- Excerpted passage:
** START **
Matter of JLV, Jr.

OPINION

STATON, Judge.

J.V. Sr. and PA (collectively “Parents”) appeal from the trial court’s determination that their son, J.V. Jr., is a child in need of services (“CHINS”). Parents present four issues for appellate review; however, we consider the following two issues only, the first we raise sua sponte:

I. Whether the trial court’s CHINS determination is a final, appealable judgment.
II. Whether the trial court erred in allowing the admission of certain character evidence.

We dismiss.

The relevant facts reveal that in July 1994, the Office of Family and Children of Allen County (“OFC”) filed a petition alleging that J.V. Jr. was a CHINS pursuant to Ind.Code §§ 31-6-4-3 and 31-6-4-3.1 (1993). An initial hearing was held on July 25,1994 during which the parties denied the allegations against them. A full hearing was held on February 1,1995 and the trial court took the matter under advisement. Thereafter, on July 11, 1995, the trial court adjudged J.V. Jr. a CHINS, finding as follows:

******
*188The Court finds by a preponderance of the evidence that [J.V. Jr.] is a child in needs of services as alleged in the petition. The Court further finds continuation of the child in the home would be contrary to the welfare of the child and that reasonable efforts have been made by [OFC] to prevent the need for placement outside of the home.
Upon such findings, the Court now enters judgment that said child is a child in need of services as defined in IC 31-6-43.

The Court orders the [OFC] to prepare and file a Predispositional Report. Record at 16. Parents filed a praecipe on August 9, 1995; the record of proceedings was filed October 30, 1995. In the interim, on September 28, 1995, the trial court granted Parents’ petition to stay the trial court’s order removing the child from the mother’s home and set the matter for a dispositional hearing on December 5, 1995. Parents now appeal the trial court’s CHINS determination.

I.

Final, Appealable Judgment

In order to review the issues Parents raise on appeal, we must first decide whether the CHINS determination constitutes a final, appealable judgment. A final judgment disposes the subject matter of the litigation as to the parties so far as the court in which the action is pending has the power to dispose of it. Adams v. Office of Family & Children, 659 N.E.2d 202, 205 (Ind.Ct.App. 1995).
** END **
- Given request 1: Restate the opinion from "Matter of JLV, Jr." up to and including "We dismiss.", renaming "Parents" to "Appellants" throughout.

- Data supplied:
** START **
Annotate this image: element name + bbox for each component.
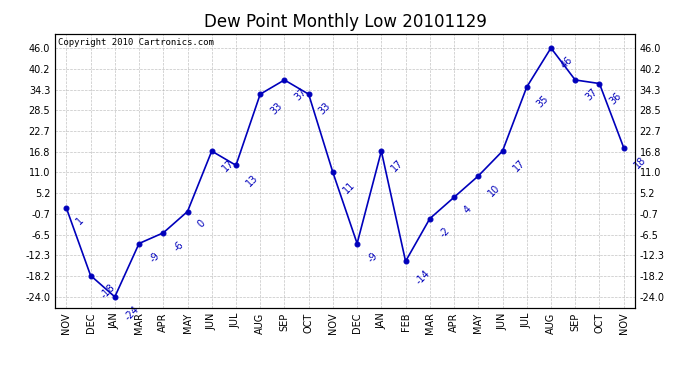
Text: 37: 37: [584, 87, 600, 103]
Text: 18: 18: [632, 154, 648, 170]
Text: 36: 36: [608, 90, 624, 106]
Text: 0: 0: [196, 219, 207, 230]
Text: Copyright 2010 Cartronics.com: Copyright 2010 Cartronics.com: [58, 38, 214, 47]
Text: -18: -18: [99, 282, 117, 301]
Text: 35: 35: [535, 94, 551, 110]
Text: 17: 17: [220, 158, 236, 174]
Text: 33: 33: [268, 101, 284, 117]
Text: 46: 46: [560, 55, 575, 70]
Text: 13: 13: [244, 172, 260, 188]
Text: -24: -24: [123, 304, 141, 322]
Text: -6: -6: [172, 240, 186, 254]
Text: -9: -9: [366, 251, 380, 264]
Title: Dew Point Monthly Low 20101129: Dew Point Monthly Low 20101129: [204, 13, 486, 31]
Text: 11: 11: [342, 179, 357, 195]
Text: -2: -2: [438, 226, 452, 240]
Text: 17: 17: [390, 158, 406, 174]
Text: 10: 10: [486, 183, 502, 199]
Text: -14: -14: [414, 268, 432, 286]
Text: 1: 1: [75, 215, 86, 226]
Text: 4: 4: [462, 204, 474, 216]
Text: 33: 33: [317, 101, 333, 117]
Text: 37: 37: [293, 87, 308, 103]
Text: -9: -9: [148, 251, 161, 264]
Text: 17: 17: [511, 158, 526, 174]
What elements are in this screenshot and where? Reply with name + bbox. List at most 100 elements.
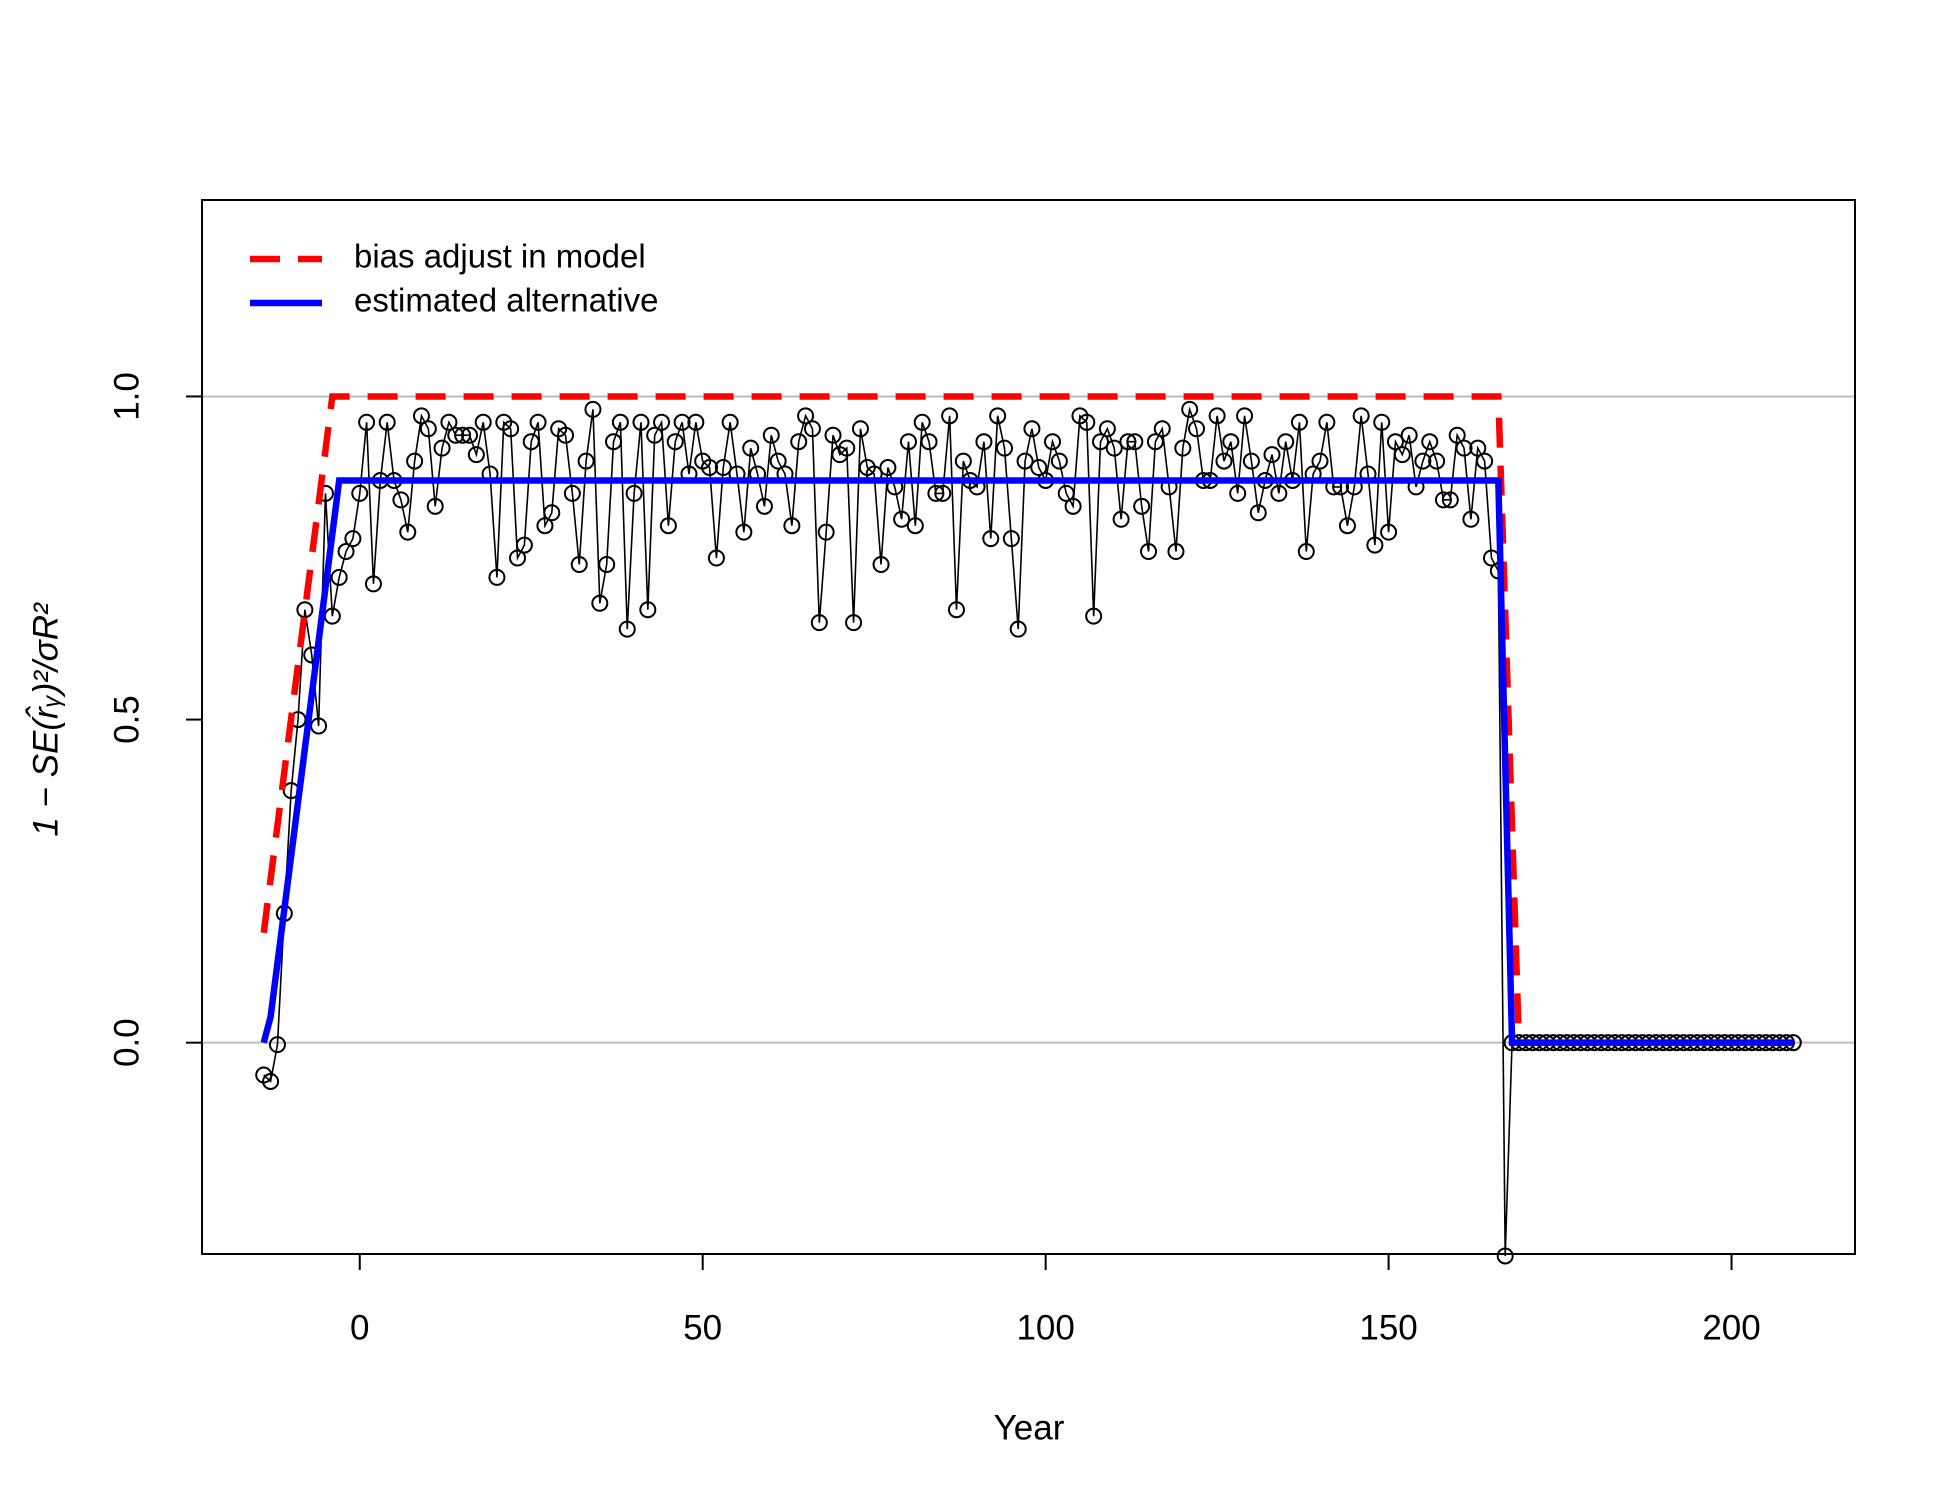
** END **
- Given request 2: List every line in the rows that contains the string "bbox".

- Answer 1:
Matter of JLV, Jr.

OPINION

STATON, Judge.

J.V. Sr. and PA (collectively “Appellants”) appeal from the trial court’s determination that their son, J.V. Jr., is a child in need of services (“CHINS”). Appellants present four issues for appellate review; however, we consider the following two issues only, the first we raise sua sponte:

I. Whether the trial court’s CHINS determination is a final, appealable judgment.
II. Whether the trial court erred in allowing the admission of certain character evidence.

We dismiss.

- Answer 2:
Annotate this image: element name + bbox for each component.
What elements are in this screenshot and where? Reply with name + bbox. List at most 100 elements.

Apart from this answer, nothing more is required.